**EXERCISE INSTRUCTIONS:** Collect all lines containing the word "Land" from the data.
*****
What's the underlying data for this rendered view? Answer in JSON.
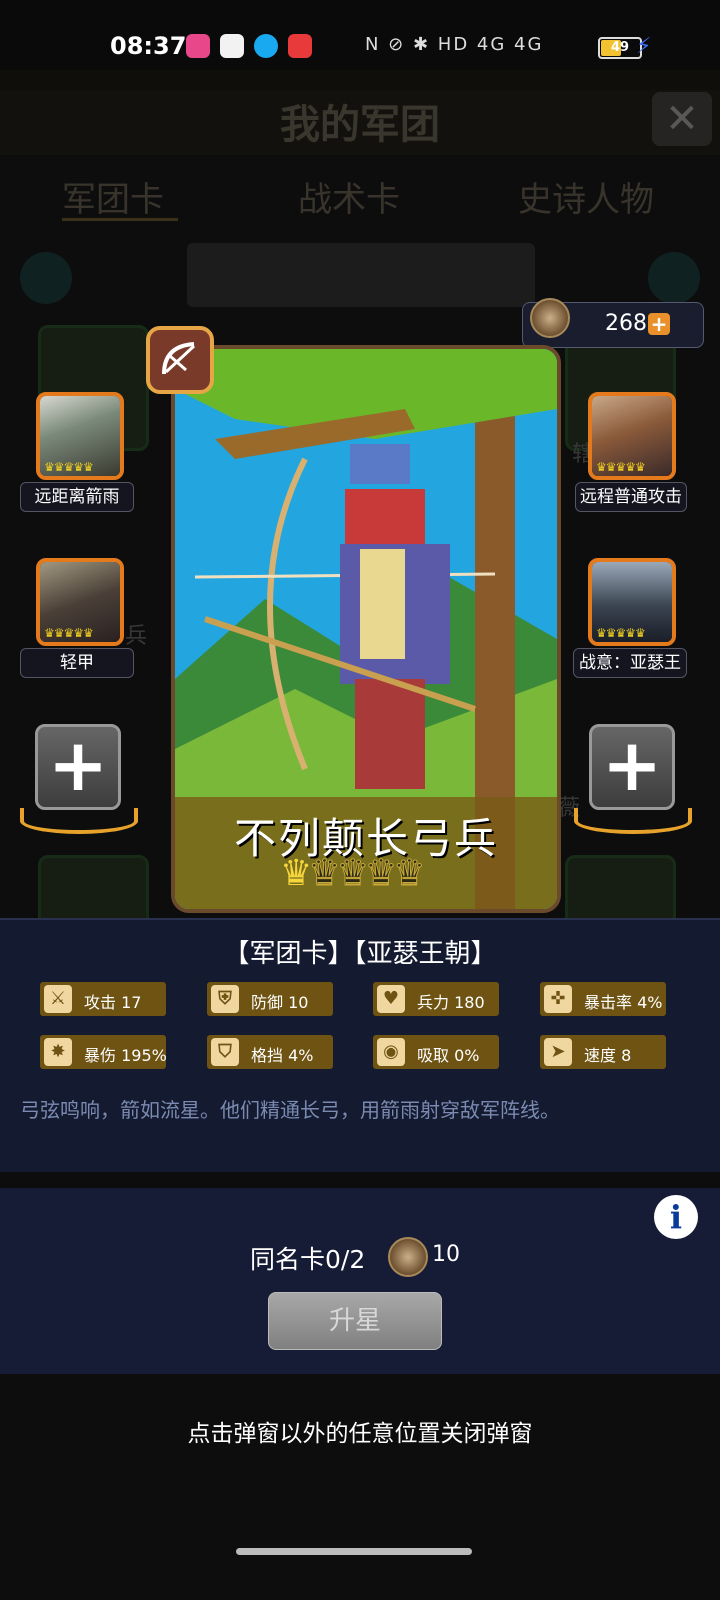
{
  "status_bar": {
    "time": "08:37",
    "icons_text": "N  ⊘  ✱  HD  4G  4G",
    "battery": "49"
  },
  "background_page": {
    "title": "我的军团",
    "tabs": [
      "军团卡",
      "战术卡",
      "史诗人物"
    ],
    "card_labels": [
      "辖",
      "兵",
      "薇"
    ]
  },
  "currency": {
    "icon": "crest-icon",
    "value": "268",
    "plus": "+"
  },
  "skills_left": [
    {
      "label": "远距离箭雨",
      "crowns": "♛♛♛♛♛"
    },
    {
      "label": "轻甲",
      "crowns": "♛♛♛♛♛"
    }
  ],
  "skills_right": [
    {
      "label": "远程普通攻击",
      "crowns": "♛♛♛♛♛"
    },
    {
      "label": "战意：亚瑟王",
      "crowns": "♛♛♛♛♛"
    }
  ],
  "add_slot": {
    "symbol": "+"
  },
  "card": {
    "name": "不列颠长弓兵",
    "stars": 1,
    "max_stars": 5,
    "class_icon": "bow-icon"
  },
  "card_type": "【军团卡】【亚瑟王朝】",
  "stats": [
    {
      "icon": "sword-icon",
      "glyph": "⚔",
      "text": "攻击 17"
    },
    {
      "icon": "shield-icon",
      "glyph": "⛨",
      "text": "防御 10"
    },
    {
      "icon": "heart-icon",
      "glyph": "♥",
      "text": "兵力 180"
    },
    {
      "icon": "crosshair-icon",
      "glyph": "✜",
      "text": "暴击率 4%"
    },
    {
      "icon": "burst-icon",
      "glyph": "✸",
      "text": "暴伤 195%"
    },
    {
      "icon": "block-icon",
      "glyph": "⛉",
      "text": "格挡 4%"
    },
    {
      "icon": "absorb-icon",
      "glyph": "◉",
      "text": "吸取 0%"
    },
    {
      "icon": "speed-icon",
      "glyph": "➤",
      "text": "速度 8"
    }
  ],
  "flavor": "弓弦鸣响，箭如流星。他们精通长弓，用箭雨射穿敌军阵线。",
  "upgrade": {
    "info": "i",
    "dup_text": "同名卡0/2",
    "cost": "10",
    "button": "升星"
  },
  "hint": "点击弹窗以外的任意位置关闭弹窗"
}
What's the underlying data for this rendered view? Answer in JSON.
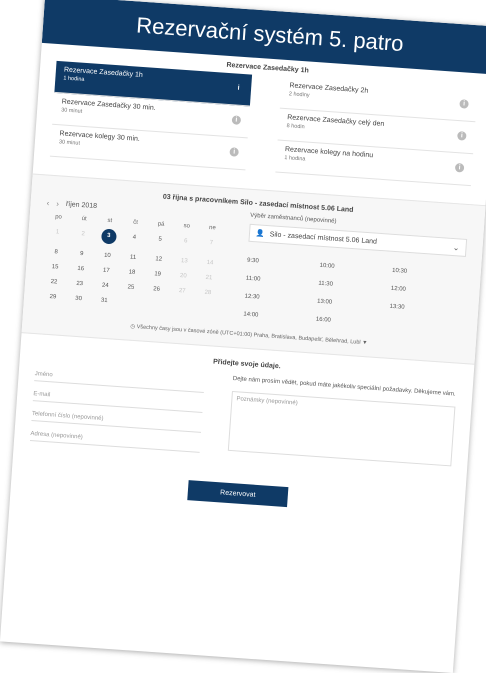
{
  "header": {
    "title": "Rezervační systém 5. patro"
  },
  "services": {
    "title": "Rezervace Zasedačky 1h",
    "items": [
      {
        "name": "Rezervace Zasedačky 1h",
        "duration": "1 hodina",
        "selected": true
      },
      {
        "name": "Rezervace Zasedačky 2h",
        "duration": "2 hodiny",
        "selected": false
      },
      {
        "name": "Rezervace Zasedačky 30 min.",
        "duration": "30 minut",
        "selected": false
      },
      {
        "name": "Rezervace Zasedačky celý den",
        "duration": "8 hodin",
        "selected": false
      },
      {
        "name": "Rezervace kolegy 30 min.",
        "duration": "30 minut",
        "selected": false
      },
      {
        "name": "Rezervace kolegy na hodinu",
        "duration": "1 hodina",
        "selected": false
      }
    ]
  },
  "booking": {
    "title": "03 října s pracovníkem Silo - zasedací místnost 5.06 Land",
    "calendar": {
      "month": "říjen 2018",
      "weekdays": [
        "po",
        "út",
        "st",
        "čt",
        "pá",
        "so",
        "ne"
      ],
      "days": [
        "1",
        "2",
        "3",
        "4",
        "5",
        "6",
        "7",
        "8",
        "9",
        "10",
        "11",
        "12",
        "13",
        "14",
        "15",
        "16",
        "17",
        "18",
        "19",
        "20",
        "21",
        "22",
        "23",
        "24",
        "25",
        "26",
        "27",
        "28",
        "29",
        "30",
        "31"
      ],
      "selected": "3"
    },
    "staff": {
      "label": "Výběr zaměstnanců (nepovinné)",
      "value": "Silo - zasedací místnost 5.06 Land"
    },
    "slots": [
      "9:30",
      "10:00",
      "10:30",
      "11:00",
      "11:30",
      "12:00",
      "12:30",
      "13:00",
      "13:30",
      "14:00",
      "16:00"
    ],
    "timezone": "Všechny časy jsou v časové zóně (UTC+01:00) Praha, Bratislava, Budapešť, Bělehrad, Lubl"
  },
  "details": {
    "title": "Přidejte svoje údaje.",
    "fields": [
      "Jméno",
      "E-mail",
      "Telefonní číslo (nepovinné)",
      "Adresa (nepovinné)"
    ],
    "notes_hint": "Dejte nám prosím vědět, pokud máte jakékoliv speciální požadavky. Děkujeme vám.",
    "notes_placeholder": "Poznámky (nepovinné)"
  },
  "submit_label": "Rezervovat",
  "colors": {
    "brand": "#0f3a66"
  }
}
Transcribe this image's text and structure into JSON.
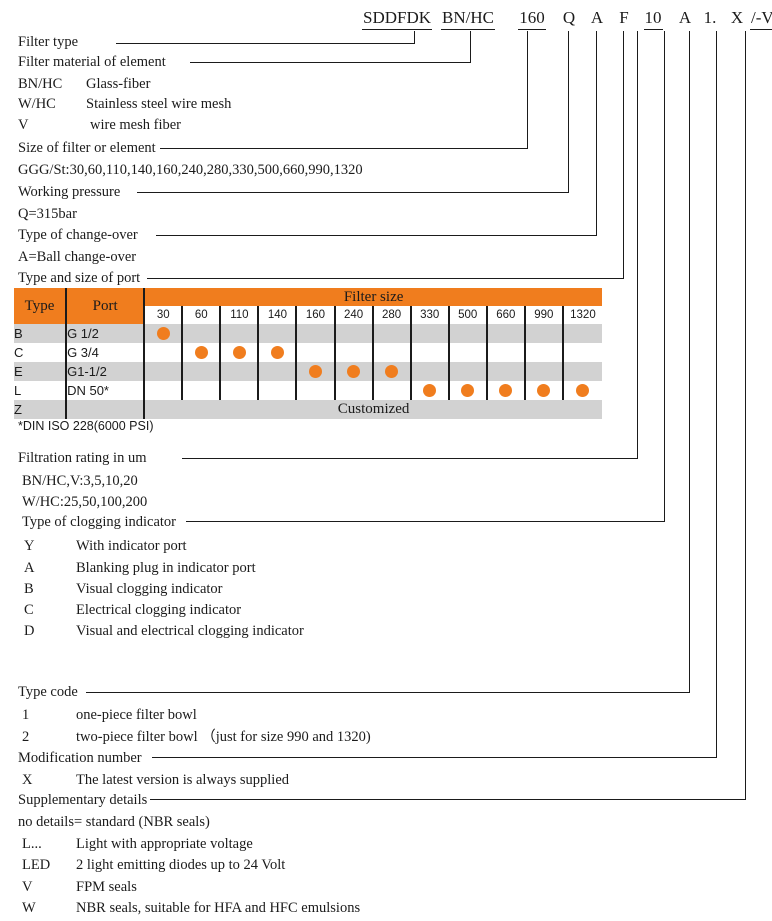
{
  "title": "Filter model code nomenclature",
  "colors": {
    "orange": "#F07D1E",
    "gray": "#D2D2D2",
    "line": "#1b1b1b"
  },
  "code": {
    "tokens": [
      {
        "text": "SDDFDK",
        "underline": true
      },
      {
        "text": "BN/HC",
        "underline": true
      },
      {
        "text": "160",
        "underline": true
      },
      {
        "text": "Q",
        "underline": false
      },
      {
        "text": "A",
        "underline": false
      },
      {
        "text": "F",
        "underline": false
      },
      {
        "text": "10",
        "underline": true
      },
      {
        "text": "A",
        "underline": false
      },
      {
        "text": "1.",
        "underline": false
      },
      {
        "text": "X",
        "underline": false
      },
      {
        "text": "/-V",
        "underline": true
      }
    ]
  },
  "sections": {
    "filter_type": "Filter type",
    "filter_material": "Filter material of element",
    "material_options": [
      {
        "code": "BN/HC",
        "desc": "Glass-fiber"
      },
      {
        "code": "W/HC",
        "desc": "Stainless steel wire mesh"
      },
      {
        "code": "V",
        "desc": "wire mesh fiber"
      }
    ],
    "size_of_filter": "Size of filter or element",
    "size_values": "GGG/St:30,60,110,140,160,240,280,330,500,660,990,1320",
    "working_pressure": "Working pressure",
    "pressure_value": "Q=315bar",
    "type_of_changeover": "Type of change-over",
    "changeover_value": "A=Ball change-over",
    "type_and_size_of_port": "Type and size of port",
    "din_note": "*DIN ISO 228(6000 PSI)",
    "filtration_rating": "Filtration rating in um",
    "filtration_values": [
      "BN/HC,V:3,5,10,20",
      "W/HC:25,50,100,200"
    ],
    "type_of_clogging_indicator": "Type of clogging indicator",
    "indicator_options": [
      {
        "code": "Y",
        "desc": "With indicator port"
      },
      {
        "code": "A",
        "desc": "Blanking plug in indicator port"
      },
      {
        "code": "B",
        "desc": "Visual clogging indicator"
      },
      {
        "code": "C",
        "desc": "Electrical clogging indicator"
      },
      {
        "code": "D",
        "desc": "Visual and electrical clogging indicator"
      }
    ],
    "type_code": "Type code",
    "type_code_options": [
      {
        "code": "1",
        "desc": "one-piece filter bowl"
      },
      {
        "code": "2",
        "desc": "two-piece filter bowl （just for size 990 and 1320)"
      }
    ],
    "modification_number": "Modification number",
    "modification_options": [
      {
        "code": "X",
        "desc": "The latest version is always supplied"
      }
    ],
    "supplementary_details": "Supplementary details",
    "supplementary_options": [
      {
        "code": "",
        "desc": "no details= standard (NBR seals)"
      },
      {
        "code": "L...",
        "desc": "Light with appropriate voltage"
      },
      {
        "code": "LED",
        "desc": "2 light emitting diodes up to 24 Volt"
      },
      {
        "code": "V",
        "desc": "FPM seals"
      },
      {
        "code": "W",
        "desc": "NBR seals, suitable for HFA and HFC emulsions"
      }
    ]
  },
  "chart_data": {
    "type": "table",
    "title": "Port type vs Filter size availability",
    "headers": {
      "type": "Type",
      "port": "Port",
      "filter_size": "Filter size"
    },
    "categories": [
      "30",
      "60",
      "110",
      "140",
      "160",
      "240",
      "280",
      "330",
      "500",
      "660",
      "990",
      "1320"
    ],
    "rows": [
      {
        "type": "B",
        "port": "G 1/2",
        "sizes": [
          1,
          0,
          0,
          0,
          0,
          0,
          0,
          0,
          0,
          0,
          0,
          0
        ]
      },
      {
        "type": "C",
        "port": "G 3/4",
        "sizes": [
          0,
          1,
          1,
          1,
          0,
          0,
          0,
          0,
          0,
          0,
          0,
          0
        ]
      },
      {
        "type": "E",
        "port": "G1-1/2",
        "sizes": [
          0,
          0,
          0,
          0,
          1,
          1,
          1,
          0,
          0,
          0,
          0,
          0
        ]
      },
      {
        "type": "L",
        "port": "DN 50*",
        "sizes": [
          0,
          0,
          0,
          0,
          0,
          0,
          0,
          1,
          1,
          1,
          1,
          1
        ]
      }
    ],
    "customized_row": {
      "type": "Z",
      "label": "Customized"
    }
  }
}
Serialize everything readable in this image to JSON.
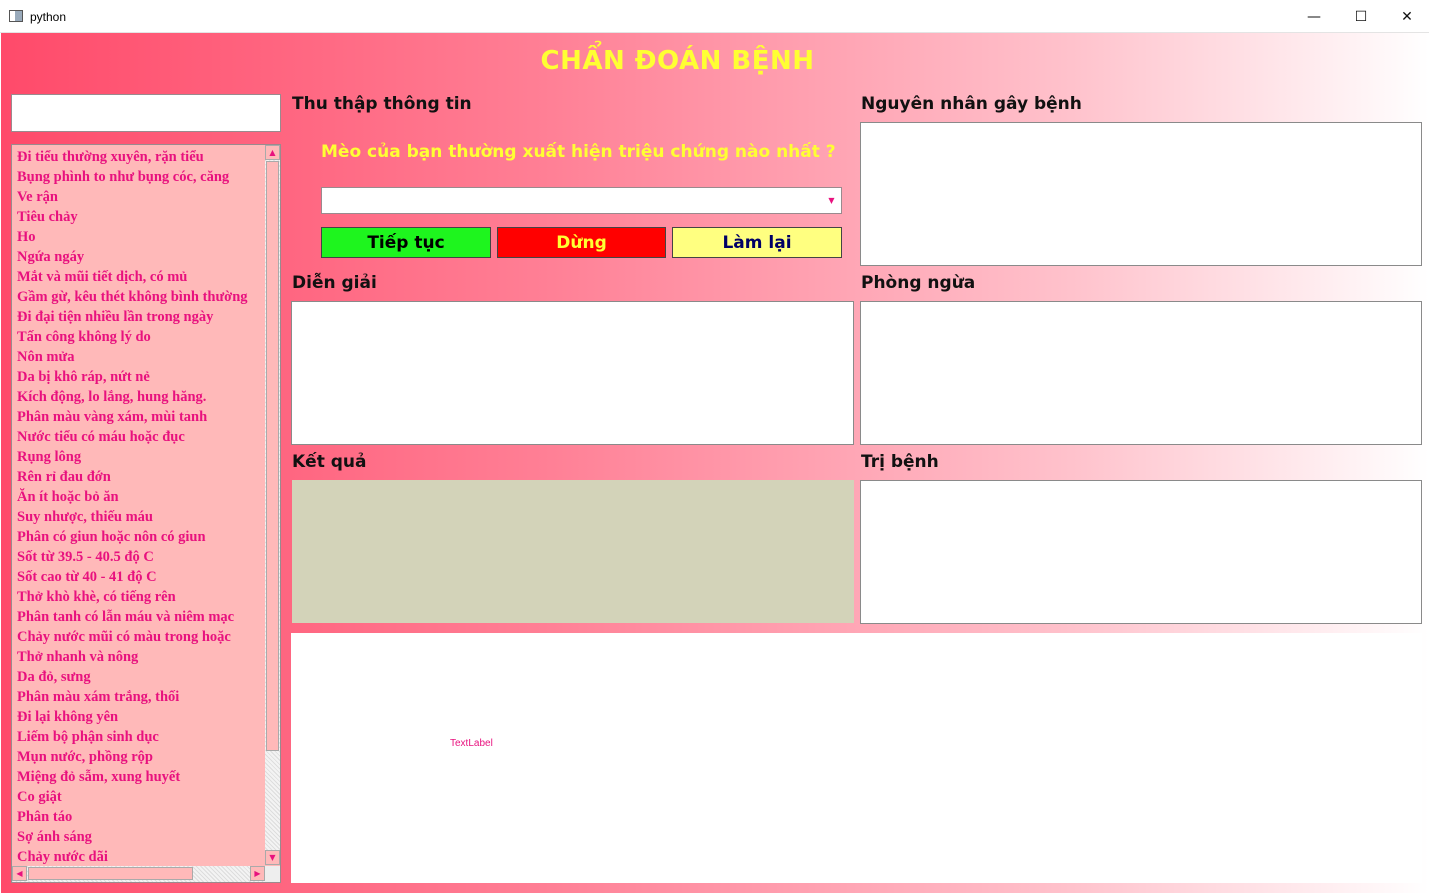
{
  "window": {
    "title": "python",
    "minimize_glyph": "—",
    "maximize_glyph": "☐",
    "close_glyph": "✕"
  },
  "app": {
    "title": "CHẨN ĐOÁN BỆNH",
    "title_color": "#ffff33",
    "accent_color": "#e8117e"
  },
  "symptom_search": {
    "value": ""
  },
  "symptoms": [
    "Đi tiểu thường xuyên, rặn tiểu",
    "Bụng phình to như bụng cóc, căng",
    "Ve rận",
    "Tiêu chảy",
    "Ho",
    "Ngứa ngáy",
    "Mắt và mũi tiết dịch, có mủ",
    "Gầm gừ, kêu thét không bình thường",
    "Đi đại tiện nhiều lần trong ngày",
    "Tấn công không lý do",
    "Nôn mửa",
    "Da bị khô ráp, nứt nẻ",
    "Kích động, lo lắng, hung hăng.",
    "Phân màu vàng xám, mùi tanh",
    "Nước tiểu có máu hoặc đục",
    "Rụng lông",
    "Rên rỉ đau đớn",
    "Ăn ít hoặc bỏ ăn",
    "Suy nhược, thiếu máu",
    "Phân có giun hoặc nôn có giun",
    "Sốt từ 39.5 - 40.5 độ C",
    "Sốt cao từ 40 - 41 độ C",
    "Thở khò khè, có tiếng rên",
    "Phân tanh có lẫn máu và niêm mạc",
    "Chảy nước mũi có màu trong hoặc",
    "Thở nhanh và nông",
    "Da đỏ, sưng",
    "Phân màu xám trắng, thối",
    "Đi lại không yên",
    "Liếm bộ phận sinh dục",
    "Mụn nước, phồng rộp",
    "Miệng đỏ sẫm, xung huyết",
    "Co giật",
    "Phân táo",
    "Sợ ánh sáng",
    "Chảy nước dãi"
  ],
  "scroll": {
    "up_glyph": "▲",
    "down_glyph": "▼",
    "left_glyph": "◀",
    "right_glyph": "▶"
  },
  "info": {
    "label": "Thu thập thông tin",
    "question": "Mèo của bạn thường xuất hiện triệu chứng nào nhất ?",
    "combo_value": "",
    "combo_arrow": "▼"
  },
  "buttons": {
    "continue": {
      "label": "Tiếp tục",
      "bg": "#1ef51e",
      "fg": "#000000"
    },
    "stop": {
      "label": "Dừng",
      "bg": "#ff0000",
      "fg": "#ffff33"
    },
    "reset": {
      "label": "Làm lại",
      "bg": "#ffff80",
      "fg": "#000066"
    }
  },
  "sections": {
    "cause": {
      "label": "Nguyên nhân gây bệnh",
      "content": ""
    },
    "explain": {
      "label": "Diễn giải",
      "content": ""
    },
    "prevention": {
      "label": "Phòng ngừa",
      "content": ""
    },
    "result": {
      "label": "Kết quả",
      "content": "",
      "bg": "#d3d3b9"
    },
    "treatment": {
      "label": "Trị bệnh",
      "content": ""
    }
  },
  "text_label": "TextLabel"
}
*****
**CORRECT RESULT:**
    "title": "03 října s pracovníkem Silo - zasedací místnost 5.06 Land",
      "value": "Silo - zasedací místnost 5.06 Land"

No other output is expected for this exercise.